Working from the material below, print the lines from the line holding "Decode this image" through its final line, inclusive, exactly and with nothing else; pictures are excluded.
————————
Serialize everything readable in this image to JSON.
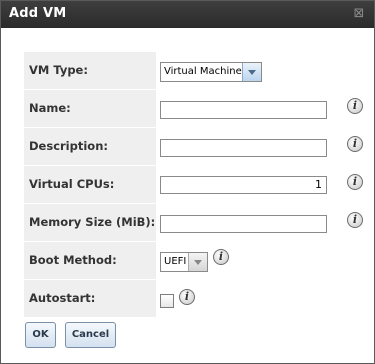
{
  "window": {
    "title": "Add VM",
    "close_glyph": "⊠"
  },
  "form": {
    "vm_type": {
      "label": "VM Type:",
      "value": "Virtual Machine"
    },
    "name": {
      "label": "Name:",
      "value": ""
    },
    "description": {
      "label": "Description:",
      "value": ""
    },
    "virtual_cpus": {
      "label": "Virtual CPUs:",
      "value": "1"
    },
    "memory_size": {
      "label": "Memory Size (MiB):",
      "value": ""
    },
    "boot_method": {
      "label": "Boot Method:",
      "value": "UEFI"
    },
    "autostart": {
      "label": "Autostart:",
      "checked": false
    }
  },
  "info_glyph": "i",
  "buttons": {
    "ok": "OK",
    "cancel": "Cancel"
  },
  "colors": {
    "titlebar": "#2b2b2b",
    "label_bg": "#efefef",
    "button_bg": "#d3e1ef"
  }
}
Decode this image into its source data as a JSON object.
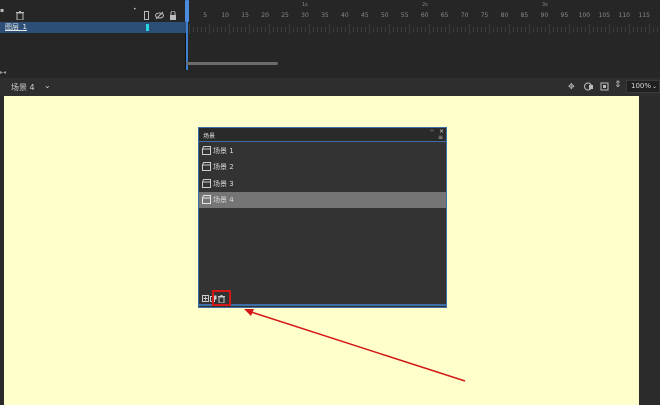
{
  "timeline": {
    "layer_name": "图层_1",
    "frame_numbers": [
      "5",
      "10",
      "15",
      "20",
      "25",
      "30",
      "35",
      "40",
      "45",
      "50",
      "55",
      "60",
      "65",
      "70",
      "75",
      "80",
      "85",
      "90",
      "95",
      "100",
      "105",
      "110",
      "115"
    ],
    "second_markers": [
      "1s",
      "2s",
      "3s"
    ],
    "icons": [
      "delete-layer-icon",
      "dot-icon",
      "layer-outline-icon",
      "hide-icon",
      "lock-icon"
    ]
  },
  "scene_bar": {
    "current_scene": "场景 4",
    "zoom": "100%",
    "icons": [
      "center-stage-icon",
      "clip-icon",
      "frame-icon",
      "rotate-icon"
    ]
  },
  "scene_panel": {
    "title": "场景",
    "scenes": [
      {
        "label": "场景 1",
        "selected": false
      },
      {
        "label": "场景 2",
        "selected": false
      },
      {
        "label": "场景 3",
        "selected": false
      },
      {
        "label": "场景 4",
        "selected": true
      }
    ],
    "bottom_buttons": [
      "add-scene-icon",
      "duplicate-scene-icon",
      "delete-scene-icon"
    ]
  },
  "colors": {
    "stage": "#ffffcc",
    "highlight": "#d41818",
    "accent": "#3c6ea8",
    "layer_color": "#27d5e0"
  }
}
————————
RESULT OF THE EXERCISE:
Decode this image into its source data as a JSON object.
{
  "timeline": {
    "layer_name": "图层_1",
    "frame_numbers": [
      "5",
      "10",
      "15",
      "20",
      "25",
      "30",
      "35",
      "40",
      "45",
      "50",
      "55",
      "60",
      "65",
      "70",
      "75",
      "80",
      "85",
      "90",
      "95",
      "100",
      "105",
      "110",
      "115"
    ],
    "second_markers": [
      "1s",
      "2s",
      "3s"
    ],
    "icons": [
      "delete-layer-icon",
      "dot-icon",
      "layer-outline-icon",
      "hide-icon",
      "lock-icon"
    ]
  },
  "scene_bar": {
    "current_scene": "场景 4",
    "zoom": "100%",
    "icons": [
      "center-stage-icon",
      "clip-icon",
      "frame-icon",
      "rotate-icon"
    ]
  },
  "scene_panel": {
    "title": "场景",
    "scenes": [
      {
        "label": "场景 1",
        "selected": false
      },
      {
        "label": "场景 2",
        "selected": false
      },
      {
        "label": "场景 3",
        "selected": false
      },
      {
        "label": "场景 4",
        "selected": true
      }
    ],
    "bottom_buttons": [
      "add-scene-icon",
      "duplicate-scene-icon",
      "delete-scene-icon"
    ]
  },
  "colors": {
    "stage": "#ffffcc",
    "highlight": "#d41818",
    "accent": "#3c6ea8",
    "layer_color": "#27d5e0"
  }
}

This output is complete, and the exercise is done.